## SHORT EXERCISE
All of the data must be printed exactly; please include every line.

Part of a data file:
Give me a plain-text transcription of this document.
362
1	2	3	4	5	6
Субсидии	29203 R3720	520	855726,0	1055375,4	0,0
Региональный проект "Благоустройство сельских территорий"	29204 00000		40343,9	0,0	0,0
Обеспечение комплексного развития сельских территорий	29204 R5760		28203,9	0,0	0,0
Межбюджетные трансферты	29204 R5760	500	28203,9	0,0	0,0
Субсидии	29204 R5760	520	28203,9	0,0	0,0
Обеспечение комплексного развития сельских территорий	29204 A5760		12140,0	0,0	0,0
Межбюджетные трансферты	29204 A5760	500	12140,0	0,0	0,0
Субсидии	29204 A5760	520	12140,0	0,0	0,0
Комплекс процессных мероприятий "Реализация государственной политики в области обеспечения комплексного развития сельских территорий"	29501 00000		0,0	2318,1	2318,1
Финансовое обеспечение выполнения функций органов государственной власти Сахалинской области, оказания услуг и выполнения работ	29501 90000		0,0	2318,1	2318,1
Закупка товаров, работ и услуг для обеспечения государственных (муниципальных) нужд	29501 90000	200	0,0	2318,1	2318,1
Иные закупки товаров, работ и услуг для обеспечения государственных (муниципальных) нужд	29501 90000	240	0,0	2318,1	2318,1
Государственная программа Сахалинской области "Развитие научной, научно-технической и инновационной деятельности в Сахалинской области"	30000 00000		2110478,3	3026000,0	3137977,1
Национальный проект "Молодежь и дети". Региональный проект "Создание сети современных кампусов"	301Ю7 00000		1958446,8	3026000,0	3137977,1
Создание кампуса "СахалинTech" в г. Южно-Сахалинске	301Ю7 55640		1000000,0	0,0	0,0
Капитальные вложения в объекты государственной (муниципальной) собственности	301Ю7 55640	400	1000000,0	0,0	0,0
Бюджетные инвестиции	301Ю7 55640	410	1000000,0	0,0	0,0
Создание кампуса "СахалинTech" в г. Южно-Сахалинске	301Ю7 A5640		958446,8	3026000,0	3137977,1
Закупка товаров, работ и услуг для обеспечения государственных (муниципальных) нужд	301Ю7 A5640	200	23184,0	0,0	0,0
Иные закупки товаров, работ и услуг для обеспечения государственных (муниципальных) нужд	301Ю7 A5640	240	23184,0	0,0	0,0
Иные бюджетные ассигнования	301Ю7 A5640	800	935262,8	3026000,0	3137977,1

## EXERCISE RESPONSE
Give me a plain-text transcription of this document.
362
1	2	3	4	5	6
Субсидии	29203 R3720	520	855726,0	1055375,4	0,0
Региональный проект "Благоустройство сельских территорий"	29204 00000		40343,9	0,0	0,0
Обеспечение комплексного развития сельских территорий	29204 R5760		28203,9	0,0	0,0
Межбюджетные трансферты	29204 R5760	500	28203,9	0,0	0,0
Субсидии	29204 R5760	520	28203,9	0,0	0,0
Обеспечение комплексного развития сельских территорий	29204 A5760		12140,0	0,0	0,0
Межбюджетные трансферты	29204 A5760	500	12140,0	0,0	0,0
Субсидии	29204 A5760	520	12140,0	0,0	0,0
Комплекс процессных мероприятий "Реализация государственной политики в области обеспечения комплексного развития сельских территорий"	29501 00000		0,0	2318,1	2318,1
Финансовое обеспечение выполнения функций органов государственной власти Сахалинской области, оказания услуг и выполнения работ	29501 90000		0,0	2318,1	2318,1
Закупка товаров, работ и услуг для обеспечения государственных (муниципальных) нужд	29501 90000	200	0,0	2318,1	2318,1
Иные закупки товаров, работ и услуг для обеспечения государственных (муниципальных) нужд	29501 90000	240	0,0	2318,1	2318,1
Государственная программа Сахалинской области "Развитие научной, научно-технической и инновационной деятельности в Сахалинской области"	30000 00000		2110478,3	3026000,0	3137977,1
Национальный проект "Молодежь и дети". Региональный проект "Создание сети современных кампусов"	301Ю7 00000		1958446,8	3026000,0	3137977,1
Создание кампуса "СахалинTech" в г. Южно-Сахалинске	301Ю7 55640		1000000,0	0,0	0,0
Капитальные вложения в объекты государственной (муниципальной) собственности	301Ю7 55640	400	1000000,0	0,0	0,0
Бюджетные инвестиции	301Ю7 55640	410	1000000,0	0,0	0,0
Создание кампуса "СахалинTech" в г. Южно-Сахалинске	301Ю7 A5640		958446,8	3026000,0	3137977,1
Закупка товаров, работ и услуг для обеспечения государственных (муниципальных) нужд	301Ю7 A5640	200	23184,0	0,0	0,0
Иные закупки товаров, работ и услуг для обеспечения государственных (муниципальных) нужд	301Ю7 A5640	240	23184,0	0,0	0,0
Иные бюджетные ассигнования	301Ю7 A5640	800	935262,8	3026000,0	3137977,1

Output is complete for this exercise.